## [CHALLENGE]
Isolate every line in the data with the string "oscillation" and copy it.

Figure record listings:

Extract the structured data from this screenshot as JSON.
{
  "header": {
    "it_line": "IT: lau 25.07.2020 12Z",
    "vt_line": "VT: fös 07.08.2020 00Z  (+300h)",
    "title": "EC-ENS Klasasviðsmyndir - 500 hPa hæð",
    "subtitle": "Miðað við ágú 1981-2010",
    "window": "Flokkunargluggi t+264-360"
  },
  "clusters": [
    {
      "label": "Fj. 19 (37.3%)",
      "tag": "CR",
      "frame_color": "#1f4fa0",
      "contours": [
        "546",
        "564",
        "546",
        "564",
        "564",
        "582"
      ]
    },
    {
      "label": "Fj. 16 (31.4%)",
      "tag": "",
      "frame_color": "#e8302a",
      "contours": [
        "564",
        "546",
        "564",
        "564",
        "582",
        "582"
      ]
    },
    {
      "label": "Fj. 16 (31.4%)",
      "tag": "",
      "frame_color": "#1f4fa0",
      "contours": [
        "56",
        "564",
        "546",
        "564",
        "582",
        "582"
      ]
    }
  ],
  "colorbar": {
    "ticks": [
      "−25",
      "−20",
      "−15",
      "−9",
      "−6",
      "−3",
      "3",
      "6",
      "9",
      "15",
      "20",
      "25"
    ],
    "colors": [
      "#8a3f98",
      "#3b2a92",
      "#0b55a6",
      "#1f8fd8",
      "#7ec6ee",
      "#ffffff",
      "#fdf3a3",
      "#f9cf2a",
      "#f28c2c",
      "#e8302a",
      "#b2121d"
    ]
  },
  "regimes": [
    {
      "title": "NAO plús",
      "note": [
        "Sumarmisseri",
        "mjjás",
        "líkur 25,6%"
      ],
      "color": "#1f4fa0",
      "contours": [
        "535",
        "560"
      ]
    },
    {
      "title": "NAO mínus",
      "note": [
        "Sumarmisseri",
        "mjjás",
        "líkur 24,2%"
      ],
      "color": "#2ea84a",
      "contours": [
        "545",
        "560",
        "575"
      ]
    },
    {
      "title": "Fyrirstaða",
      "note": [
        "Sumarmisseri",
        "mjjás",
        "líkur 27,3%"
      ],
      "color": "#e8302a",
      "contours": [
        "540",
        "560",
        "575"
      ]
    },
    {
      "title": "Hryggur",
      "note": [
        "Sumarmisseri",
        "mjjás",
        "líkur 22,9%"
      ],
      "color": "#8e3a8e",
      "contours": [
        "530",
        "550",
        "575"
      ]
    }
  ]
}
* * *
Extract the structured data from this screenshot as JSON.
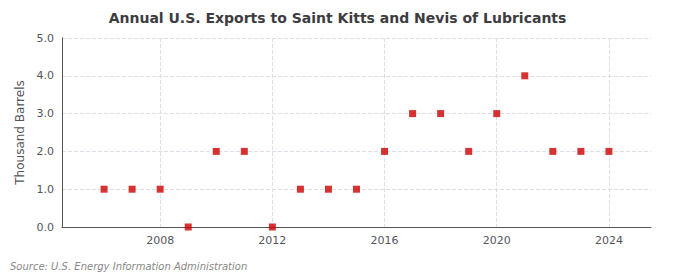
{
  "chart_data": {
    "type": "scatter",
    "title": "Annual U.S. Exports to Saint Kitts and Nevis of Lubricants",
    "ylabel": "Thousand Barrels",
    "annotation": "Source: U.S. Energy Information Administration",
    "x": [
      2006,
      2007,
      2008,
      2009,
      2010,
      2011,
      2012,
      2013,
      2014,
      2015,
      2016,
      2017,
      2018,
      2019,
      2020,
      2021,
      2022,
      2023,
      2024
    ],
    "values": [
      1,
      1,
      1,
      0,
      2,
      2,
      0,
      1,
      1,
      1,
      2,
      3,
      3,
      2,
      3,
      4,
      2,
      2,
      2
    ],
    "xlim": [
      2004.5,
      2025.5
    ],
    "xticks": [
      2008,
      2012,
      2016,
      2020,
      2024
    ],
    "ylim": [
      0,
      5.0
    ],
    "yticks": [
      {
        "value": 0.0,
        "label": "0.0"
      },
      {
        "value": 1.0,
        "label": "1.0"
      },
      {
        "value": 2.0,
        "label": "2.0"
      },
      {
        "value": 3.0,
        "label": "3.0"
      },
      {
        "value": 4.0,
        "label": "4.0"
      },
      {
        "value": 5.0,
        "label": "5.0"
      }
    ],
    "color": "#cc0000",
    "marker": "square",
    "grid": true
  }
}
...
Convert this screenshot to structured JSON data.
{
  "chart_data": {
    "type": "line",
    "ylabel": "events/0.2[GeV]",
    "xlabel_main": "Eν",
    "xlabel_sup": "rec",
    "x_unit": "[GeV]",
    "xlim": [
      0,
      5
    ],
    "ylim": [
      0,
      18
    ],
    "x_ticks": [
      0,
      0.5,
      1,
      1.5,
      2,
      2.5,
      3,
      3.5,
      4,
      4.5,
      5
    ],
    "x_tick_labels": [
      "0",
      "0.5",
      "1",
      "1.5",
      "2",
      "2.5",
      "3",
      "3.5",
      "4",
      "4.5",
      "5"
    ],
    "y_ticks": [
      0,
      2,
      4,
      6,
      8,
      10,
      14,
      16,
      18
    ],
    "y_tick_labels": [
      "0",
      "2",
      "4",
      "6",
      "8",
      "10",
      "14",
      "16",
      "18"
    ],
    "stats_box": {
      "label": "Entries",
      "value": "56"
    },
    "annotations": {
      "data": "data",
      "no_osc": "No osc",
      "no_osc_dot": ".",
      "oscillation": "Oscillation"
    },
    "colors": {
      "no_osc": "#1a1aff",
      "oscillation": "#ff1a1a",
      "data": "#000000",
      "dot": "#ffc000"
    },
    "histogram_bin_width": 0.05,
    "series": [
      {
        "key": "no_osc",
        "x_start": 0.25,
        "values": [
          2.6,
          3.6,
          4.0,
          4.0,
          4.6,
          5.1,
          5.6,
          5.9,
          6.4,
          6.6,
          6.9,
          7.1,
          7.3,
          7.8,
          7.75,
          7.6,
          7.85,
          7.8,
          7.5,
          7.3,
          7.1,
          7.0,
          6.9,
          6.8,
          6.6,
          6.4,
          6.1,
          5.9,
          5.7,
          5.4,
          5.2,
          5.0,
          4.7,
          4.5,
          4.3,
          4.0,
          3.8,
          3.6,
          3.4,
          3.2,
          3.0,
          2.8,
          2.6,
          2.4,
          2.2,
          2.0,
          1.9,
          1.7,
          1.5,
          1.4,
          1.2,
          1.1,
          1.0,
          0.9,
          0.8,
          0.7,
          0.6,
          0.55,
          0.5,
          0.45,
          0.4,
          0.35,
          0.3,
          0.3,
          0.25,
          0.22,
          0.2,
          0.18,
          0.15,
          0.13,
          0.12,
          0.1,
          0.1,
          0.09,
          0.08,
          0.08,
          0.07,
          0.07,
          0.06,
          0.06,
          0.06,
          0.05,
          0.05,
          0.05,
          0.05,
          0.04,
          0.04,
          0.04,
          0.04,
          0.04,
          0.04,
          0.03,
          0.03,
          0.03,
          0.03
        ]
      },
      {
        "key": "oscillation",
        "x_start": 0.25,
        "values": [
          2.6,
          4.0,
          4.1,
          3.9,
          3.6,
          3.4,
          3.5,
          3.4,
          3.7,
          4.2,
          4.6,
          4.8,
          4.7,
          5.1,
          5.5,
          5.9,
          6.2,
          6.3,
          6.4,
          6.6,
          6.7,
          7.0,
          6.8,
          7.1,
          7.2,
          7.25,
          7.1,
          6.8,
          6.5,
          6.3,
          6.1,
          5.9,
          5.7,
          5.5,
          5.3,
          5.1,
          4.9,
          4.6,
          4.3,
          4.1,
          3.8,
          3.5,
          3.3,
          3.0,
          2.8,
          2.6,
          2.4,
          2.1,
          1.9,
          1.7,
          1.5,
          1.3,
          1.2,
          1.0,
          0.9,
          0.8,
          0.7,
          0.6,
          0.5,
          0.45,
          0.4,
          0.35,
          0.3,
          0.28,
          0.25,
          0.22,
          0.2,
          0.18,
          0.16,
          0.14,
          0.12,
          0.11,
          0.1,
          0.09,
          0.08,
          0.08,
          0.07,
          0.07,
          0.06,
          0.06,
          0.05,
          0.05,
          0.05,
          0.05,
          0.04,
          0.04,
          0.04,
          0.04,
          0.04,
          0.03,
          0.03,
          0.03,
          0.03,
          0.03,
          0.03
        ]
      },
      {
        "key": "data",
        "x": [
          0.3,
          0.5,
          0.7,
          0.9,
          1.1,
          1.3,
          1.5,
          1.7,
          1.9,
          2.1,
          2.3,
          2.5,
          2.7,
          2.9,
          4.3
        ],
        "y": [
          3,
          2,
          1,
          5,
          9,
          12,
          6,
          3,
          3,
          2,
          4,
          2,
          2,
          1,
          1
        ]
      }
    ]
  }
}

## [SOLUTION]
      "oscillation": "Oscillation"
      "oscillation": "#ff1a1a",
        "key": "oscillation",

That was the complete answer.